> _Aim of the task_:
Count how many lines below include the string "screenshot", and give that number without anything else.

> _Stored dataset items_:

══════════

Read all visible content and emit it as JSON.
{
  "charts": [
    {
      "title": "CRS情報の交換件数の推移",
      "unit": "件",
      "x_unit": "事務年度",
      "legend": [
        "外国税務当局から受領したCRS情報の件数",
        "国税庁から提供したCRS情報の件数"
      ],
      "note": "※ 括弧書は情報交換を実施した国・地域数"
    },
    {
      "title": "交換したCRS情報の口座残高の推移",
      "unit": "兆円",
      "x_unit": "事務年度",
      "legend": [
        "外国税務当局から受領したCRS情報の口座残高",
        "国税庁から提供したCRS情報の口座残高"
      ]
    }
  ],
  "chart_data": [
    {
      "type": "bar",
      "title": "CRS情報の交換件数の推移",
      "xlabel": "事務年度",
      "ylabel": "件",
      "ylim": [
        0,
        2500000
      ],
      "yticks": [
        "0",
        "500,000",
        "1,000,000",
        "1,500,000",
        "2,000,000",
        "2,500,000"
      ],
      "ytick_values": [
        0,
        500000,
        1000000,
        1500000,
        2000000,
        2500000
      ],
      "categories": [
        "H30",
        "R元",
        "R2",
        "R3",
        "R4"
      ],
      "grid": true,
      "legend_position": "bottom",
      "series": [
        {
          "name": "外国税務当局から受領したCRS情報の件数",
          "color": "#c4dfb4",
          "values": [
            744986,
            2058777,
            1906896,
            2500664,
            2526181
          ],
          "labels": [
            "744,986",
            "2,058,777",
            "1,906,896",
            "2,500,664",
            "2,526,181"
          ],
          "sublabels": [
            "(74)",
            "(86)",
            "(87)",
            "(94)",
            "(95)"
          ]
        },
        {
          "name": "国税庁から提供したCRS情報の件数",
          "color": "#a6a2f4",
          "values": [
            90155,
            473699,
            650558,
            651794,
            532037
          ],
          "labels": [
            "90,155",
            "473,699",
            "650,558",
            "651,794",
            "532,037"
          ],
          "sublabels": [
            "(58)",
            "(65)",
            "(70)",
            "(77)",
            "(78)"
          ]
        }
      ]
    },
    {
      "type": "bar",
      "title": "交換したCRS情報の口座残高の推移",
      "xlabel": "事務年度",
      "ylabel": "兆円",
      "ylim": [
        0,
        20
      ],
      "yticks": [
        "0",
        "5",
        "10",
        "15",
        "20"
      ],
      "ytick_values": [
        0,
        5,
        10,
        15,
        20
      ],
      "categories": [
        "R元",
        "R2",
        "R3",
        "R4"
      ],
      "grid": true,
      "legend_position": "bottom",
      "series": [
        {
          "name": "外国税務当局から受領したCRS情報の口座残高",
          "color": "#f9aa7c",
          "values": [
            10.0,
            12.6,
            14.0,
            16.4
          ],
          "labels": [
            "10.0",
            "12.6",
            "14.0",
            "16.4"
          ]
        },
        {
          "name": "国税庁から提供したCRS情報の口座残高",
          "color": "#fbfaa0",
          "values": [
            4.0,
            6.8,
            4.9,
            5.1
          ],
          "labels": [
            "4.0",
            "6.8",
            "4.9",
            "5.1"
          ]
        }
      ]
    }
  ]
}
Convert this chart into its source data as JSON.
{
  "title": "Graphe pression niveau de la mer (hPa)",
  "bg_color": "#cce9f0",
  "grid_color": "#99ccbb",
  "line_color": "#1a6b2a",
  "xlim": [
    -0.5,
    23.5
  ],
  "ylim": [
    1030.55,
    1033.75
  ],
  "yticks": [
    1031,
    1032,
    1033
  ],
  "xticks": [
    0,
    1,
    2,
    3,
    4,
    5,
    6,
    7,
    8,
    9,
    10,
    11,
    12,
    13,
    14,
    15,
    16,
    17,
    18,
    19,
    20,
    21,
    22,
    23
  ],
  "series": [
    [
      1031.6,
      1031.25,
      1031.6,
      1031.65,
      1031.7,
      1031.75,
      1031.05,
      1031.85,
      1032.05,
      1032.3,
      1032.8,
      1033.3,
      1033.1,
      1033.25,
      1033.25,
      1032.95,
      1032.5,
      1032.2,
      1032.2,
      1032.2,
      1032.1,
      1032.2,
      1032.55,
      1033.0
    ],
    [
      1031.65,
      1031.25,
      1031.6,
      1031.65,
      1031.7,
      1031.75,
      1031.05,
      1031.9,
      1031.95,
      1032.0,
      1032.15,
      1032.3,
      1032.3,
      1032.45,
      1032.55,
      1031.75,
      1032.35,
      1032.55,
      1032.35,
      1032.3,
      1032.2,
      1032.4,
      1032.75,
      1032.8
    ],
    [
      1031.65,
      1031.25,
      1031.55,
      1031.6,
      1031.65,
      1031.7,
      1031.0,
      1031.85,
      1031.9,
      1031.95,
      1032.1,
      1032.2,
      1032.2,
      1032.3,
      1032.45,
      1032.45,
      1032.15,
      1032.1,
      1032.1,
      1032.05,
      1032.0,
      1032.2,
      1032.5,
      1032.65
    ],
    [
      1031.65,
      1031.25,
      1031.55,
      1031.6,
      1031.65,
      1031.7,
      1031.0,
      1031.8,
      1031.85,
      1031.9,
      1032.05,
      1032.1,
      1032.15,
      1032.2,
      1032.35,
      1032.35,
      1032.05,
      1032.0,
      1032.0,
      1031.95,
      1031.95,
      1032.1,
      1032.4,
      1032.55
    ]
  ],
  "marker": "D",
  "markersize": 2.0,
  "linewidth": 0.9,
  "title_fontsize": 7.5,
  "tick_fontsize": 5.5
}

══════════

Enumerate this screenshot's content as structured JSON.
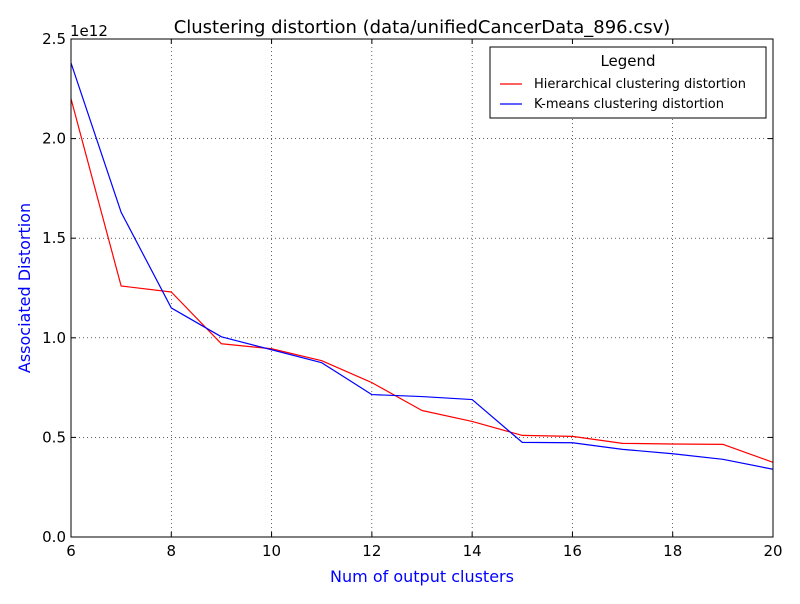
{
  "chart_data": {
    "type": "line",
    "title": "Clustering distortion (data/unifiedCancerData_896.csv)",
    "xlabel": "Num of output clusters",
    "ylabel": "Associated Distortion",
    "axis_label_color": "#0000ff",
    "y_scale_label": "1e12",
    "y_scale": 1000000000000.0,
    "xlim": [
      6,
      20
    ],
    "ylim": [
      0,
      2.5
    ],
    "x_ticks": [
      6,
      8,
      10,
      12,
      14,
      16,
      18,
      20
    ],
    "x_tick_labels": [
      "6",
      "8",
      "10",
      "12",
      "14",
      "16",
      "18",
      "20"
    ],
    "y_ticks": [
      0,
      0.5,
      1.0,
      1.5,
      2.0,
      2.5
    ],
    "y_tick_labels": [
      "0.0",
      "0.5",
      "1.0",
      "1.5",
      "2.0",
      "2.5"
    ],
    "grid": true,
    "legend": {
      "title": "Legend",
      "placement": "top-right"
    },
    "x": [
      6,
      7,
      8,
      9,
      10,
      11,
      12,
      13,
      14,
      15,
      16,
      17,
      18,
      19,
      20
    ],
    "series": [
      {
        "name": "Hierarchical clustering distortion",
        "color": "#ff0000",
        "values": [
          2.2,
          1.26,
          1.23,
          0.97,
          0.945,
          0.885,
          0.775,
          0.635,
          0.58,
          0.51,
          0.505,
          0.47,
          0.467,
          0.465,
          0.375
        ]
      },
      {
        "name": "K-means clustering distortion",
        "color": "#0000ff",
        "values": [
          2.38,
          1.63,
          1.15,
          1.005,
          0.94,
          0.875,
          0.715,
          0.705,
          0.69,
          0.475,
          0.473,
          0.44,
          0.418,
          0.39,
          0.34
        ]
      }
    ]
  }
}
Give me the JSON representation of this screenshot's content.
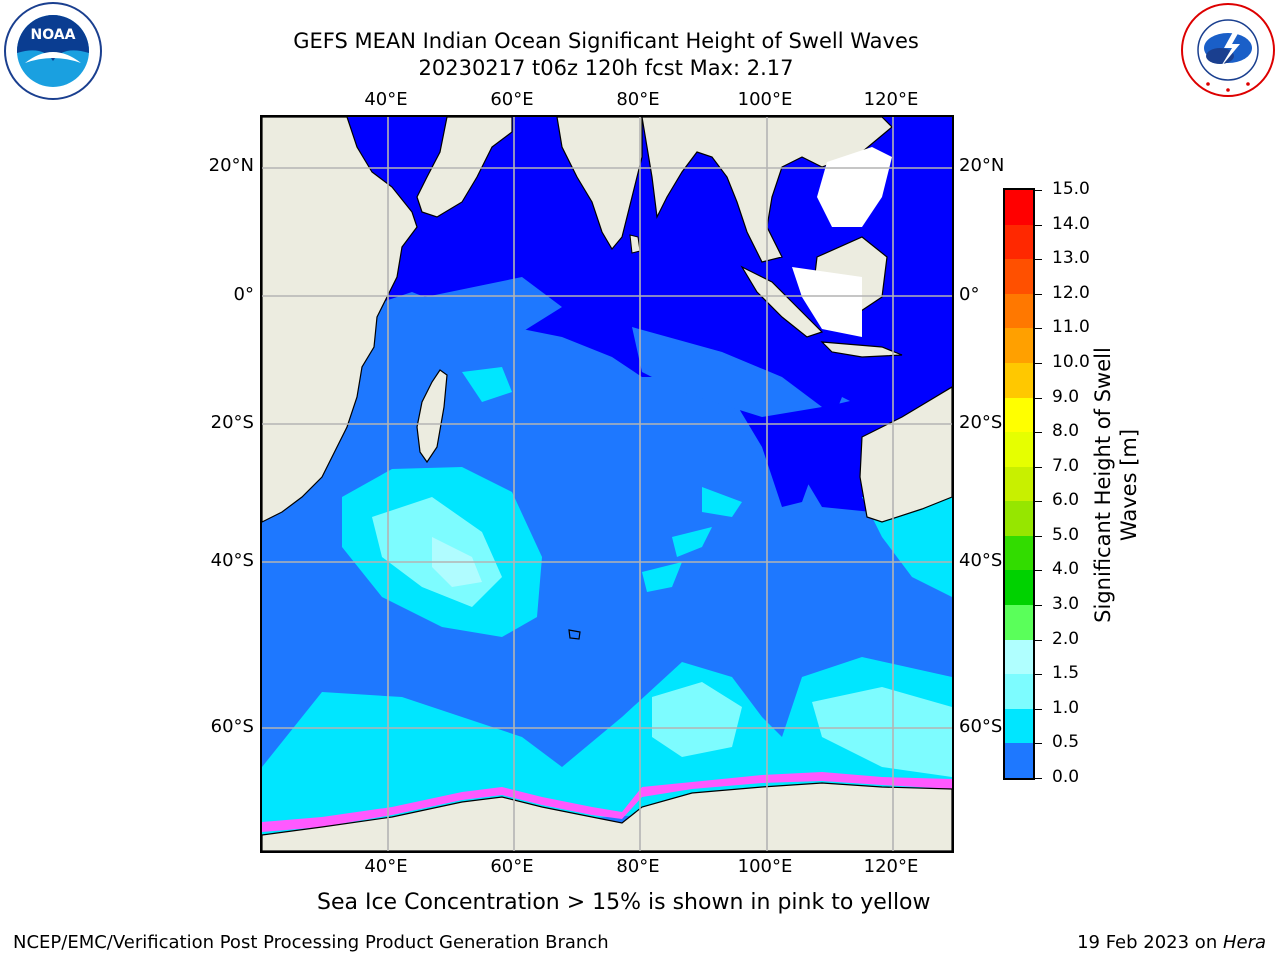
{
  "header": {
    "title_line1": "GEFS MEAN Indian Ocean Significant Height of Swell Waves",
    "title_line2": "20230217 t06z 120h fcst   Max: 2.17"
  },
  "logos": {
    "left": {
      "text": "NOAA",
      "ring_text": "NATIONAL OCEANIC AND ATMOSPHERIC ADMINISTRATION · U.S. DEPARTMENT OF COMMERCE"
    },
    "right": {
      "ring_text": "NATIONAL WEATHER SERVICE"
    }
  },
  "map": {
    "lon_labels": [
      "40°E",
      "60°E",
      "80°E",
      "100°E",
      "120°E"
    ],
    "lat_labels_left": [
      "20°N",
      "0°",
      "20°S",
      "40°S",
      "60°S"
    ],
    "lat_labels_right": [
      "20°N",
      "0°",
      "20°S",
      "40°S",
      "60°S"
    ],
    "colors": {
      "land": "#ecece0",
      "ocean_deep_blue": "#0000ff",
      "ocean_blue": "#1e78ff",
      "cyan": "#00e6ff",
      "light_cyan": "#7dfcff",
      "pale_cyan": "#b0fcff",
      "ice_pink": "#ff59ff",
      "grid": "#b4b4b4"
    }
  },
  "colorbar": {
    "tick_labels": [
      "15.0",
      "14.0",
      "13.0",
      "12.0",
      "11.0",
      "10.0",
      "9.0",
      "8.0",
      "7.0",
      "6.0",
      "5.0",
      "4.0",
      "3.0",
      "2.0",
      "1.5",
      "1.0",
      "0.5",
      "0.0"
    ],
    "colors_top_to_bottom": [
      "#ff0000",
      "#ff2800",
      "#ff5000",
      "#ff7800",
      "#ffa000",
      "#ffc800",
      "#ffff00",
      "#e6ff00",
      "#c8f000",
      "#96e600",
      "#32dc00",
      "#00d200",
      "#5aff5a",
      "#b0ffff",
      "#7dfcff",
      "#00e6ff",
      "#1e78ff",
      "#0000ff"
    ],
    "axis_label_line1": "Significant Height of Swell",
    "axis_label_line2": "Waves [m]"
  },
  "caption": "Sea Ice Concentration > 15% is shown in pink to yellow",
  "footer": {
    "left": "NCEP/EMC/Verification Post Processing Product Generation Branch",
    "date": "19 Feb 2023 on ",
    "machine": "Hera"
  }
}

══════════

> _Solution for this exercise_:
2